→ WRITTEN TASK: Locate the word "heading" in the data below, then copy every line that holds it.

Stored data:
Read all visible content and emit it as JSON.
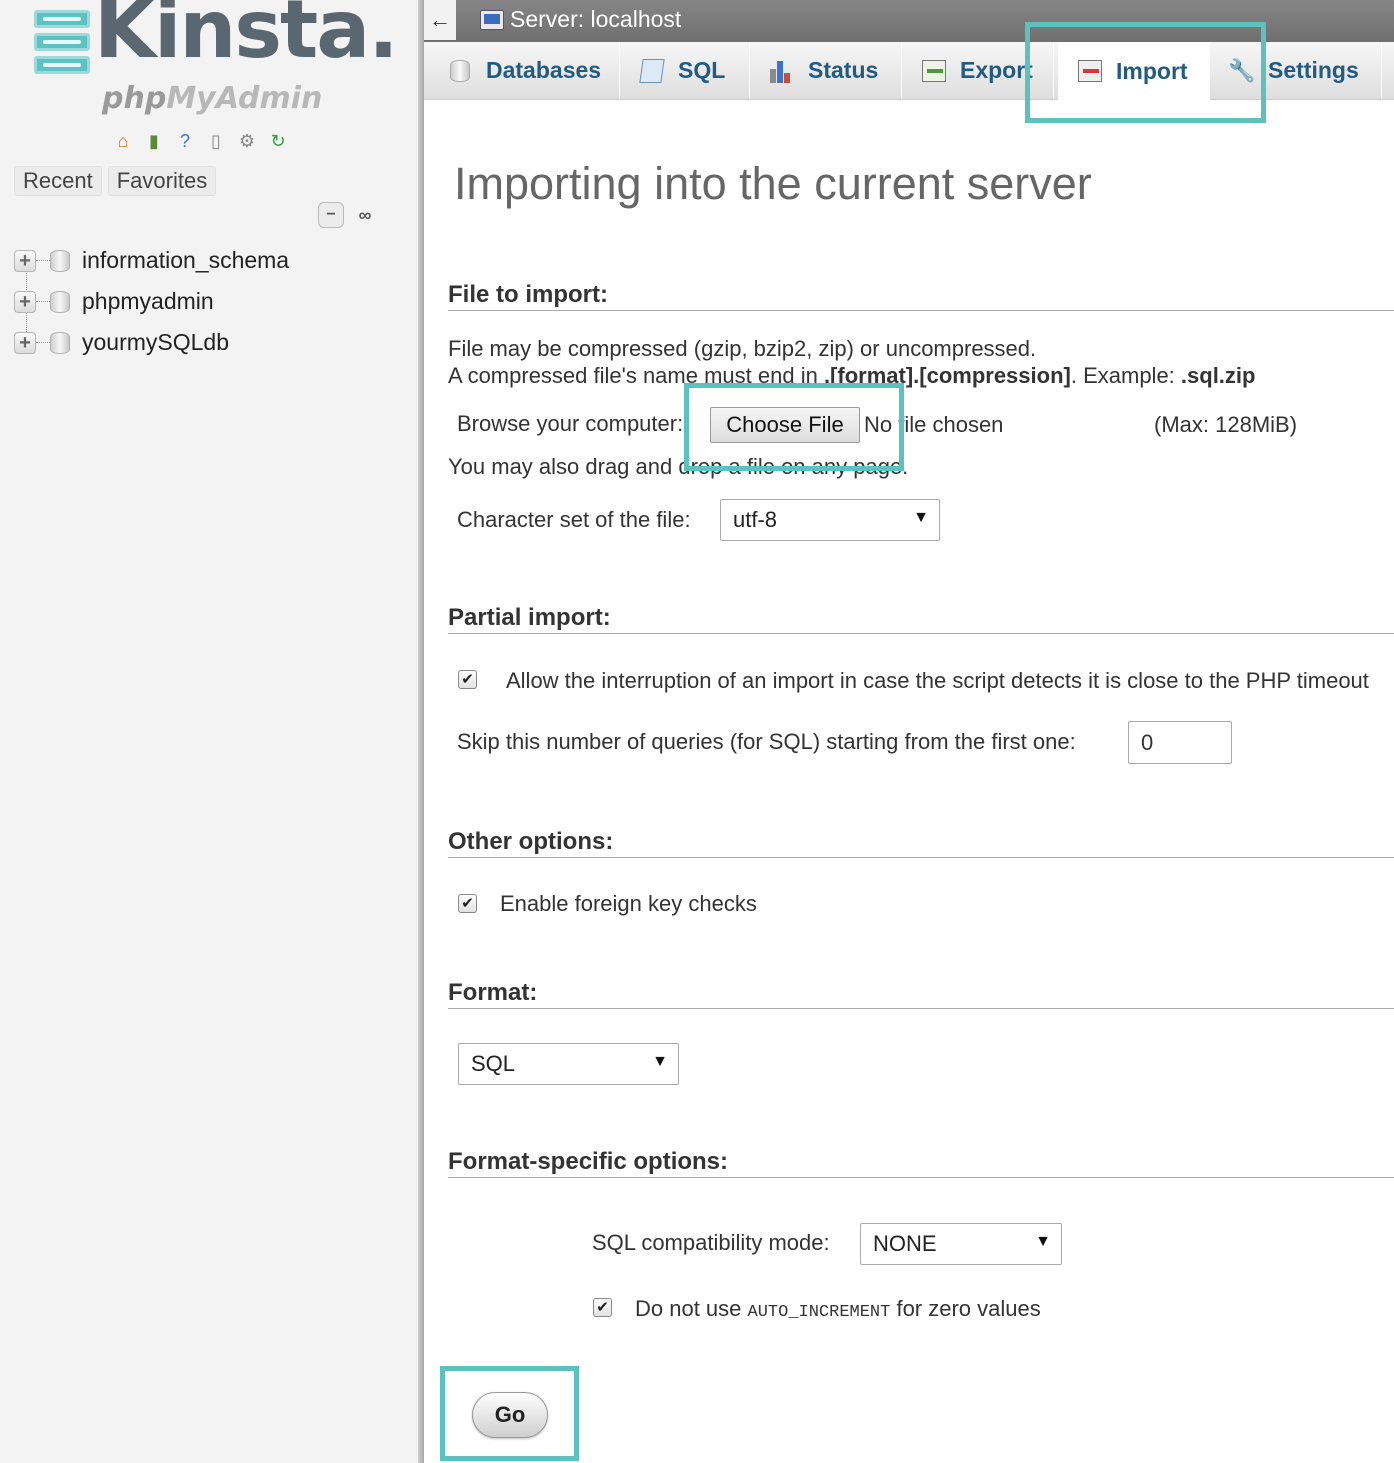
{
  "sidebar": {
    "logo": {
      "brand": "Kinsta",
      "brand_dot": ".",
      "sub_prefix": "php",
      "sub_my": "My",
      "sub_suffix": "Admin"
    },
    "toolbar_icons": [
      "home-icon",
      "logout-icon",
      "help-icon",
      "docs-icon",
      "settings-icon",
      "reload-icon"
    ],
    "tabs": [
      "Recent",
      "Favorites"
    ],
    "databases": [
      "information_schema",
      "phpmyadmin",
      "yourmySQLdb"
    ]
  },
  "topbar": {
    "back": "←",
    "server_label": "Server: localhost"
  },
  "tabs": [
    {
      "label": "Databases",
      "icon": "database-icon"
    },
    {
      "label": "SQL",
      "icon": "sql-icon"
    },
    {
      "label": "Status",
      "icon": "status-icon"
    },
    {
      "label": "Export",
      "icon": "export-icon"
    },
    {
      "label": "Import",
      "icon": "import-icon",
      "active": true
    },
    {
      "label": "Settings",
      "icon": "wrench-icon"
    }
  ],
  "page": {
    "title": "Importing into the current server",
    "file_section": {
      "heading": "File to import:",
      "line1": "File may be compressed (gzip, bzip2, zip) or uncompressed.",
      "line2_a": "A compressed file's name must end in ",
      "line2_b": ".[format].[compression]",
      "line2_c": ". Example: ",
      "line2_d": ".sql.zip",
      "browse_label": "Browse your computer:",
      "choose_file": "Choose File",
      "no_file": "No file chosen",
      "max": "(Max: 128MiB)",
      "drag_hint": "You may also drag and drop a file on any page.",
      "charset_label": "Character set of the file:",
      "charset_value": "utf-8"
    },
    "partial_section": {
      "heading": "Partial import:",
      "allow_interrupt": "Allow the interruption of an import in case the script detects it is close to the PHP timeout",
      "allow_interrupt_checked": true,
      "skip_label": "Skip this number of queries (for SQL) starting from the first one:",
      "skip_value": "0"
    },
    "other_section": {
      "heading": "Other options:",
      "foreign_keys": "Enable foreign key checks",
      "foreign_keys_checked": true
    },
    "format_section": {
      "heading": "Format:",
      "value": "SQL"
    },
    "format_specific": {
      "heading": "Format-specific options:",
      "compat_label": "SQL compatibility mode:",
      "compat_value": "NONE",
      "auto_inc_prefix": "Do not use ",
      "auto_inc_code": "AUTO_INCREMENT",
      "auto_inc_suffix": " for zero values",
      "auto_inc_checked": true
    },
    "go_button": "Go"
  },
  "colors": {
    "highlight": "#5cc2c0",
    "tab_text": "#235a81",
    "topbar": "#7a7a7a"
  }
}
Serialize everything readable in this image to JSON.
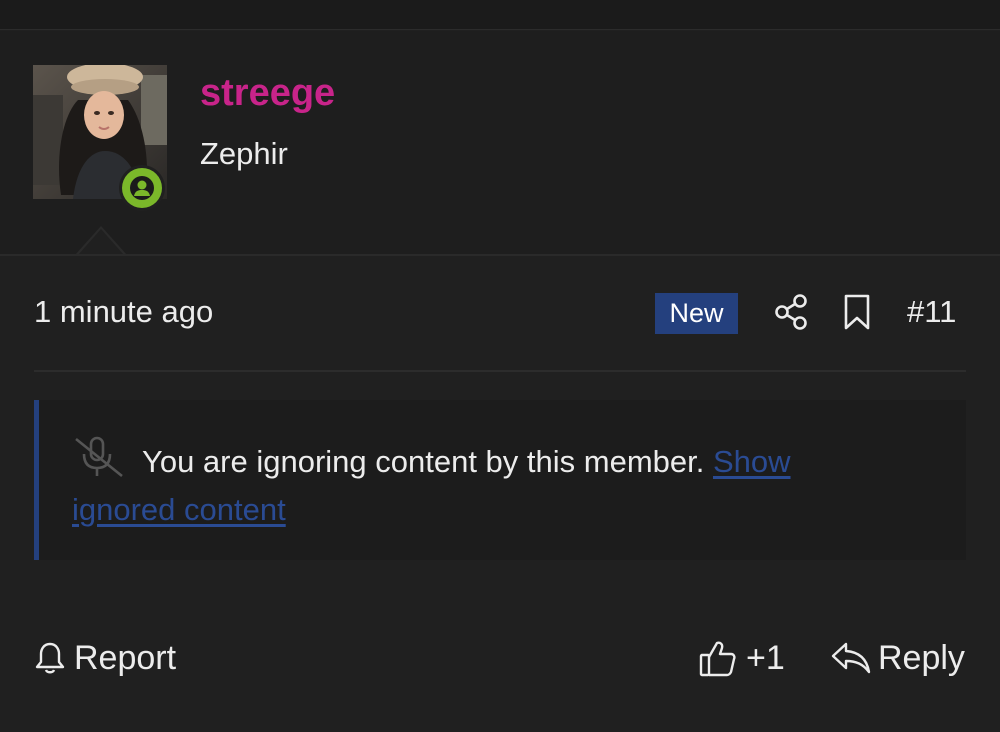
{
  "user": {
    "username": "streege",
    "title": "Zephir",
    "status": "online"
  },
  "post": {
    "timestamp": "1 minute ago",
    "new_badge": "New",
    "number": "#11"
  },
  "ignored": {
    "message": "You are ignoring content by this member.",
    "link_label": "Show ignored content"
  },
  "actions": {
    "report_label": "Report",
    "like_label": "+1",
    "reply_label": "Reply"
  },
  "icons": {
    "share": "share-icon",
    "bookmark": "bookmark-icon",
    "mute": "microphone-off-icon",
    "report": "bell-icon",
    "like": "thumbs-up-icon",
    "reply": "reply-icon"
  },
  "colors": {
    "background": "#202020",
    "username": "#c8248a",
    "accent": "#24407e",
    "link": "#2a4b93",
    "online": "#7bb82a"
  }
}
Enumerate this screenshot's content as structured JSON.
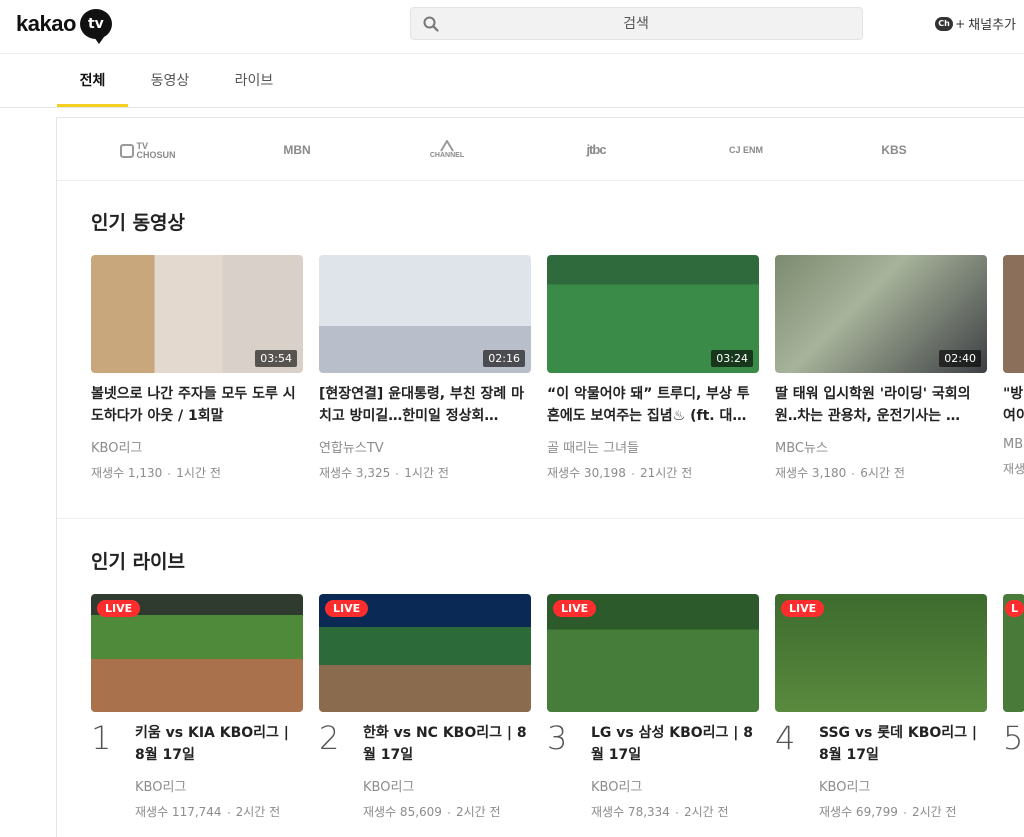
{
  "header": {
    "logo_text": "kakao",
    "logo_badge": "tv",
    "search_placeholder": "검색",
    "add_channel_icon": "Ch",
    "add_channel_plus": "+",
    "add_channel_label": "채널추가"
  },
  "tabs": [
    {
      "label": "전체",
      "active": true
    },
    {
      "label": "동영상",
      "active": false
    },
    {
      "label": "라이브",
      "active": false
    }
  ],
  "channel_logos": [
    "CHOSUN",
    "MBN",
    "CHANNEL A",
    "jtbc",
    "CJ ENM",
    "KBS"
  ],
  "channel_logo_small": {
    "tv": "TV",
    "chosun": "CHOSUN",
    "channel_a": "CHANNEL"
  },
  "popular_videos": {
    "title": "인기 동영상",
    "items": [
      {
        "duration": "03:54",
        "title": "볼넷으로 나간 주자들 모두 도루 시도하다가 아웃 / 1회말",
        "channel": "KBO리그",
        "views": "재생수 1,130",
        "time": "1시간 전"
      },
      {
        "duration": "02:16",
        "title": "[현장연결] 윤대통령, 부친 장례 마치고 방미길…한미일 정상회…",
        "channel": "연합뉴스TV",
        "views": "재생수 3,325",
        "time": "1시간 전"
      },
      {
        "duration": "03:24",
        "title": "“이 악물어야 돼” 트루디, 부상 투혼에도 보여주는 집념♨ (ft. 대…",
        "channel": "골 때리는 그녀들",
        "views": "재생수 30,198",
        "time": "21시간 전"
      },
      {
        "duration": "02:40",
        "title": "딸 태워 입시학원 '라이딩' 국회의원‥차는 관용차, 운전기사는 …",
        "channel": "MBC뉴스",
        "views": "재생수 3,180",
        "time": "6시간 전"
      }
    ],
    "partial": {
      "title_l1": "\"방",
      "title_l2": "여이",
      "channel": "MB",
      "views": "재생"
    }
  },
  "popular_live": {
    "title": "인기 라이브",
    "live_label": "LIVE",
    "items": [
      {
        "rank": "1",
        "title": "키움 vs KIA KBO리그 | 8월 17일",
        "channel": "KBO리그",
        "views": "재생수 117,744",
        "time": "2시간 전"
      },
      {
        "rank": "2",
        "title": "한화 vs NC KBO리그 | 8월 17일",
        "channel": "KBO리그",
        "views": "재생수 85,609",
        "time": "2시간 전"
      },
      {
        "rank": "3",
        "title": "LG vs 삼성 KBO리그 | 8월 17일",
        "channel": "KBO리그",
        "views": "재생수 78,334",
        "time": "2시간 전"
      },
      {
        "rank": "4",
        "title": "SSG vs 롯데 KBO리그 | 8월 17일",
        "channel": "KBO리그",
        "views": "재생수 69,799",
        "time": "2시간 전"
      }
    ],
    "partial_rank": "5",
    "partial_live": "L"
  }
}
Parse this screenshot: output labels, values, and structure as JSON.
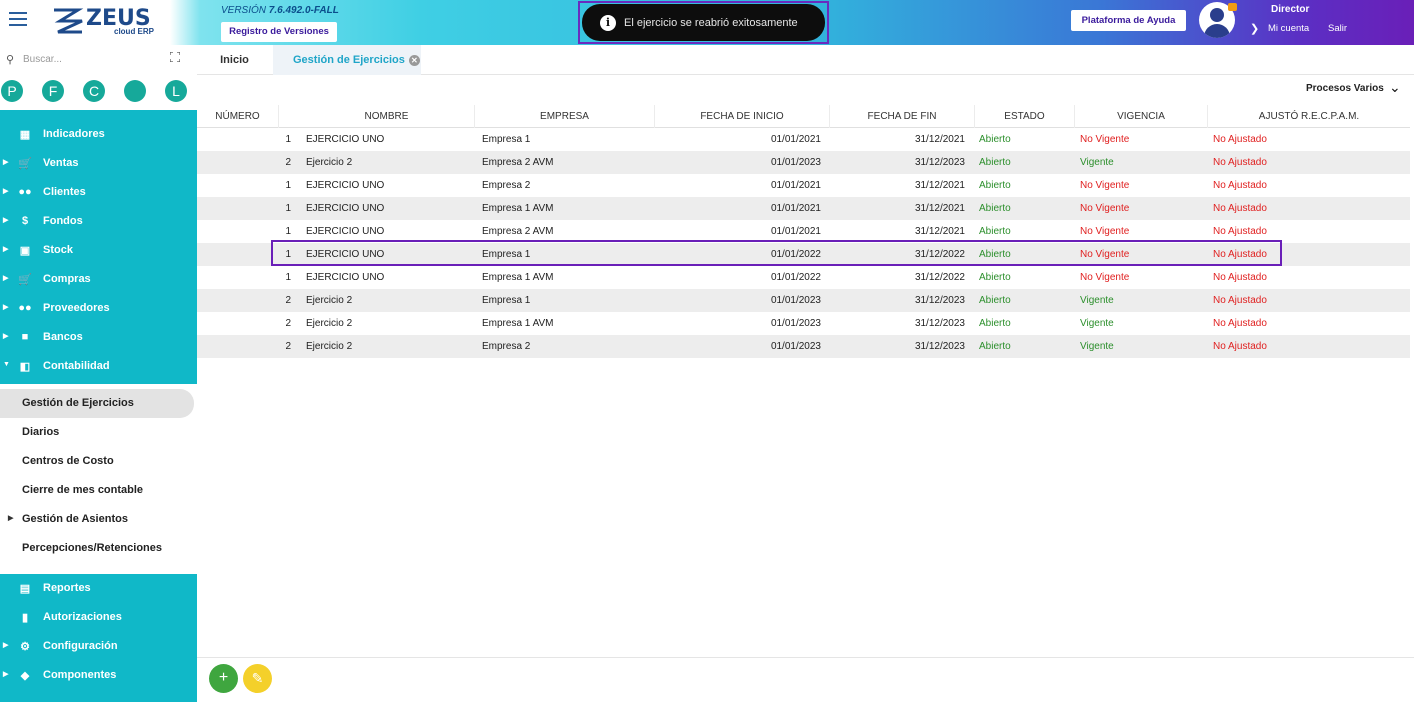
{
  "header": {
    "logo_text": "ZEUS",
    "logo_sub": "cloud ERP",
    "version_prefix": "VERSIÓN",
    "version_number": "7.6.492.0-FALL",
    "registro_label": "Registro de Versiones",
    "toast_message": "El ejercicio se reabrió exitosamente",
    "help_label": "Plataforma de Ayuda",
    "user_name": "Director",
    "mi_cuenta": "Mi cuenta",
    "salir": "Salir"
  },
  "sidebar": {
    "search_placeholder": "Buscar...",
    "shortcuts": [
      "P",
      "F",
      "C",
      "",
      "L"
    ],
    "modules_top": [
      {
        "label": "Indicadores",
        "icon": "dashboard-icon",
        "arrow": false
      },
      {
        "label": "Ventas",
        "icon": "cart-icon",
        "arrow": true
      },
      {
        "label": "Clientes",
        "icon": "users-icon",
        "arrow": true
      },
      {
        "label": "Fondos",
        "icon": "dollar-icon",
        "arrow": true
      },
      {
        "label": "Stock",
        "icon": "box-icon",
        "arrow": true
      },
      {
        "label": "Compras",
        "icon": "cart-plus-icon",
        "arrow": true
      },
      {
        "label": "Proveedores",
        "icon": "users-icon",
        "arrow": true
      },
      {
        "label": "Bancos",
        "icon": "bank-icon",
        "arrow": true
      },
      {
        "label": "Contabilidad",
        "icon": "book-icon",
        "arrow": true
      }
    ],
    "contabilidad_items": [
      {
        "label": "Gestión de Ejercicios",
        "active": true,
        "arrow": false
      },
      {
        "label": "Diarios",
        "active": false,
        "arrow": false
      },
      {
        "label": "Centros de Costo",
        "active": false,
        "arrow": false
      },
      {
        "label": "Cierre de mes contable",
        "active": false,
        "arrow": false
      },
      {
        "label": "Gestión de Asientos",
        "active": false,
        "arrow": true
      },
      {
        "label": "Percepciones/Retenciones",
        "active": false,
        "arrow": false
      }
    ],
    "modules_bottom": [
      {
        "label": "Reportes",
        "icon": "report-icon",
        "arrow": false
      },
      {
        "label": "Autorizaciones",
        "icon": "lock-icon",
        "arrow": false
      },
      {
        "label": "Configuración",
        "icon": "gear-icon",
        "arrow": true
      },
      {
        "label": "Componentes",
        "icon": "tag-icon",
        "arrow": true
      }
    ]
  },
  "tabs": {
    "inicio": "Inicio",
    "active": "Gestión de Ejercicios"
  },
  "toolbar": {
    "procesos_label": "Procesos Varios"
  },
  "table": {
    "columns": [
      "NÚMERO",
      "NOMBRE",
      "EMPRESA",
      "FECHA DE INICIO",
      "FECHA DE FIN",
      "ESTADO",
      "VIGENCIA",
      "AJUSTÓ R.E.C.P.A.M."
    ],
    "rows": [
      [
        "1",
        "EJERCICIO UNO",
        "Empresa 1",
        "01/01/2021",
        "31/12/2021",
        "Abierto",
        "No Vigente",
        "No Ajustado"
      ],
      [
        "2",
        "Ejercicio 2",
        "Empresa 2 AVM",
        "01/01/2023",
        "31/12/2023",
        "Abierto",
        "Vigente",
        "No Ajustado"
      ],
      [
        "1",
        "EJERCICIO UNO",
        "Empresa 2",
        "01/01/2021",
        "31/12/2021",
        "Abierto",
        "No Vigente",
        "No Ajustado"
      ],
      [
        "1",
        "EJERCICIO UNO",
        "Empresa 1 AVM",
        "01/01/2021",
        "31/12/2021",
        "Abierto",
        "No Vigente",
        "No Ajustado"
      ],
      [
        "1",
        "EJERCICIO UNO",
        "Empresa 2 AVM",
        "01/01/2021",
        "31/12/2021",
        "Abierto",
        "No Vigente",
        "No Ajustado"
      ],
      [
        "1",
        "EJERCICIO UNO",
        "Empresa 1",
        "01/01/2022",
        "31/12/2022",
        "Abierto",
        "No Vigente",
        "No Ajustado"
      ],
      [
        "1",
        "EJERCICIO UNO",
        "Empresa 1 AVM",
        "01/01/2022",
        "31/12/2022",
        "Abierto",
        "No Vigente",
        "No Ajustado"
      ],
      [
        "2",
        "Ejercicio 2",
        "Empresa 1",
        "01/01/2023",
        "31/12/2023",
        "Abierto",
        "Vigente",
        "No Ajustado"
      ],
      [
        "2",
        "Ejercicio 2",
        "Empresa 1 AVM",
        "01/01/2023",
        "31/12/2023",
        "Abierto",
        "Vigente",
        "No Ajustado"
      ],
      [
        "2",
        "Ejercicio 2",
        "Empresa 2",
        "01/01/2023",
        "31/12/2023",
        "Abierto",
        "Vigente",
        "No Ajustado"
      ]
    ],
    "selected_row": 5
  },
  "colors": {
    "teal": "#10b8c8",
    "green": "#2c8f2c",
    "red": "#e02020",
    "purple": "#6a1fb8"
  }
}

→ WRITTEN ANSWER:
      "heading": "File to import:",
      "heading": "Partial import:",
      "heading": "Other options:",
      "heading": "Format:",
      "heading": "Format-specific options:",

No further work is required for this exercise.